What to produce: Repeat every record exactly, but keep images out of the copy.

(Saved entries)
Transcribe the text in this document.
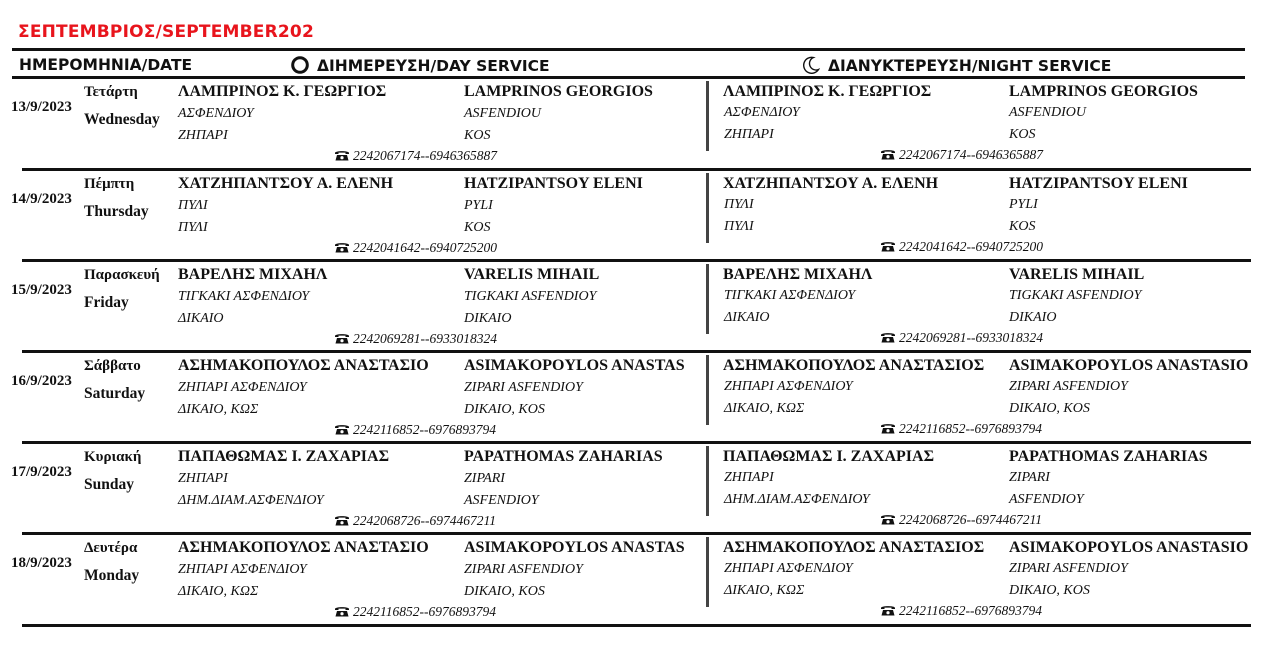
ΣΕΠΤΕΜΒΡΙΟΣ/SEPTEMBER202
ΗΜΕΡΟΜΗΝΙΑ/DATE	ΔΙΗΜΕΡΕΥΣΗ/DAY SERVICE	ΔΙΑΝΥΚΤΕΡΕΥΣΗ/NIGHT SERVICE
13/9/2023
Τετάρτη
Wednesday
ΛΑΜΠΡΙΝΟΣ Κ. ΓΕΩΡΓΙΟΣ
ΑΣΦΕΝΔΙΟΥ
ΖΗΠΑΡΙ
LAMPRINOS GEORGIOS
ASFENDIOU
KOS
2242067174--6946365887
ΛΑΜΠΡΙΝΟΣ Κ. ΓΕΩΡΓΙΟΣ
ΑΣΦΕΝΔΙΟΥ
ΖΗΠΑΡΙ
LAMPRINOS GEORGIOS
ASFENDIOU
KOS
2242067174--6946365887
14/9/2023
Πέμπτη
Thursday
ΧΑΤΖΗΠΑΝΤΣΟΥ Α. ΕΛΕΝΗ
ΠΥΛΙ
ΠΥΛΙ
HATZIPANTSOY ELENI
PYLI
KOS
2242041642--6940725200
ΧΑΤΖΗΠΑΝΤΣΟΥ Α. ΕΛΕΝΗ
ΠΥΛΙ
ΠΥΛΙ
HATZIPANTSOY ELENI
PYLI
KOS
2242041642--6940725200
15/9/2023
Παρασκευή
Friday
ΒΑΡΕΛΗΣ ΜΙΧΑΗΛ
ΤΙΓΚΑΚΙ ΑΣΦΕΝΔΙΟΥ
ΔΙΚΑΙΟ
VARELIS MIHAIL
TIGKAKI ASFENDIOY
DIKAIO
2242069281--6933018324
ΒΑΡΕΛΗΣ ΜΙΧΑΗΛ
ΤΙΓΚΑΚΙ ΑΣΦΕΝΔΙΟΥ
ΔΙΚΑΙΟ
VARELIS MIHAIL
TIGKAKI ASFENDIOY
DIKAIO
2242069281--6933018324
16/9/2023
Σάββατο
Saturday
ΑΣΗΜΑΚΟΠΟΥΛΟΣ ΑΝΑΣΤΑΣΙΟ
ΖΗΠΑΡΙ ΑΣΦΕΝΔΙΟΥ
ΔΙΚΑΙΟ, ΚΩΣ
ASIMAKOPOYLOS ANASTAS
ZIPARI ASFENDIOY
DIKAIO, KOS
2242116852--6976893794
ΑΣΗΜΑΚΟΠΟΥΛΟΣ ΑΝΑΣΤΑΣΙΟΣ
ΖΗΠΑΡΙ ΑΣΦΕΝΔΙΟΥ
ΔΙΚΑΙΟ, ΚΩΣ
ASIMAKOPOYLOS ANASTASIO
ZIPARI ASFENDIOY
DIKAIO, KOS
2242116852--6976893794
17/9/2023
Κυριακή
Sunday
ΠΑΠΑΘΩΜΑΣ Ι. ΖΑΧΑΡΙΑΣ
ΖΗΠΑΡΙ
ΔΗΜ.ΔΙΑΜ.ΑΣΦΕΝΔΙΟΥ
PAPATHOMAS ZAHARIAS
ZIPARI
ASFENDIOY
2242068726--6974467211
ΠΑΠΑΘΩΜΑΣ Ι. ΖΑΧΑΡΙΑΣ
ΖΗΠΑΡΙ
ΔΗΜ.ΔΙΑΜ.ΑΣΦΕΝΔΙΟΥ
PAPATHOMAS ZAHARIAS
ZIPARI
ASFENDIOY
2242068726--6974467211
18/9/2023
Δευτέρα
Monday
ΑΣΗΜΑΚΟΠΟΥΛΟΣ ΑΝΑΣΤΑΣΙΟ
ΖΗΠΑΡΙ ΑΣΦΕΝΔΙΟΥ
ΔΙΚΑΙΟ, ΚΩΣ
ASIMAKOPOYLOS ANASTAS
ZIPARI ASFENDIOY
DIKAIO, KOS
2242116852--6976893794
ΑΣΗΜΑΚΟΠΟΥΛΟΣ ΑΝΑΣΤΑΣΙΟΣ
ΖΗΠΑΡΙ ΑΣΦΕΝΔΙΟΥ
ΔΙΚΑΙΟ, ΚΩΣ
ASIMAKOPOYLOS ANASTASIO
ZIPARI ASFENDIOY
DIKAIO, KOS
2242116852--6976893794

Worked answer:
Transcribe the text in this document.
ΣΕΠΤΕΜΒΡΙΟΣ/SEPTEMBER202
ΗΜΕΡΟΜΗΝΙΑ/DATE	ΔΙΗΜΕΡΕΥΣΗ/DAY SERVICE	ΔΙΑΝΥΚΤΕΡΕΥΣΗ/NIGHT SERVICE
13/9/2023
Τετάρτη
Wednesday
ΛΑΜΠΡΙΝΟΣ Κ. ΓΕΩΡΓΙΟΣ
ΑΣΦΕΝΔΙΟΥ
ΖΗΠΑΡΙ
LAMPRINOS GEORGIOS
ASFENDIOU
KOS
2242067174--6946365887
ΛΑΜΠΡΙΝΟΣ Κ. ΓΕΩΡΓΙΟΣ
ΑΣΦΕΝΔΙΟΥ
ΖΗΠΑΡΙ
LAMPRINOS GEORGIOS
ASFENDIOU
KOS
2242067174--6946365887
14/9/2023
Πέμπτη
Thursday
ΧΑΤΖΗΠΑΝΤΣΟΥ Α. ΕΛΕΝΗ
ΠΥΛΙ
ΠΥΛΙ
HATZIPANTSOY ELENI
PYLI
KOS
2242041642--6940725200
ΧΑΤΖΗΠΑΝΤΣΟΥ Α. ΕΛΕΝΗ
ΠΥΛΙ
ΠΥΛΙ
HATZIPANTSOY ELENI
PYLI
KOS
2242041642--6940725200
15/9/2023
Παρασκευή
Friday
ΒΑΡΕΛΗΣ ΜΙΧΑΗΛ
ΤΙΓΚΑΚΙ ΑΣΦΕΝΔΙΟΥ
ΔΙΚΑΙΟ
VARELIS MIHAIL
TIGKAKI ASFENDIOY
DIKAIO
2242069281--6933018324
ΒΑΡΕΛΗΣ ΜΙΧΑΗΛ
ΤΙΓΚΑΚΙ ΑΣΦΕΝΔΙΟΥ
ΔΙΚΑΙΟ
VARELIS MIHAIL
TIGKAKI ASFENDIOY
DIKAIO
2242069281--6933018324
16/9/2023
Σάββατο
Saturday
ΑΣΗΜΑΚΟΠΟΥΛΟΣ ΑΝΑΣΤΑΣΙΟ
ΖΗΠΑΡΙ ΑΣΦΕΝΔΙΟΥ
ΔΙΚΑΙΟ, ΚΩΣ
ASIMAKOPOYLOS ANASTAS
ZIPARI ASFENDIOY
DIKAIO, KOS
2242116852--6976893794
ΑΣΗΜΑΚΟΠΟΥΛΟΣ ΑΝΑΣΤΑΣΙΟΣ
ΖΗΠΑΡΙ ΑΣΦΕΝΔΙΟΥ
ΔΙΚΑΙΟ, ΚΩΣ
ASIMAKOPOYLOS ANASTASIO
ZIPARI ASFENDIOY
DIKAIO, KOS
2242116852--6976893794
17/9/2023
Κυριακή
Sunday
ΠΑΠΑΘΩΜΑΣ Ι. ΖΑΧΑΡΙΑΣ
ΖΗΠΑΡΙ
ΔΗΜ.ΔΙΑΜ.ΑΣΦΕΝΔΙΟΥ
PAPATHOMAS ZAHARIAS
ZIPARI
ASFENDIOY
2242068726--6974467211
ΠΑΠΑΘΩΜΑΣ Ι. ΖΑΧΑΡΙΑΣ
ΖΗΠΑΡΙ
ΔΗΜ.ΔΙΑΜ.ΑΣΦΕΝΔΙΟΥ
PAPATHOMAS ZAHARIAS
ZIPARI
ASFENDIOY
2242068726--6974467211
18/9/2023
Δευτέρα
Monday
ΑΣΗΜΑΚΟΠΟΥΛΟΣ ΑΝΑΣΤΑΣΙΟ
ΖΗΠΑΡΙ ΑΣΦΕΝΔΙΟΥ
ΔΙΚΑΙΟ, ΚΩΣ
ASIMAKOPOYLOS ANASTAS
ZIPARI ASFENDIOY
DIKAIO, KOS
2242116852--6976893794
ΑΣΗΜΑΚΟΠΟΥΛΟΣ ΑΝΑΣΤΑΣΙΟΣ
ΖΗΠΑΡΙ ΑΣΦΕΝΔΙΟΥ
ΔΙΚΑΙΟ, ΚΩΣ
ASIMAKOPOYLOS ANASTASIO
ZIPARI ASFENDIOY
DIKAIO, KOS
2242116852--6976893794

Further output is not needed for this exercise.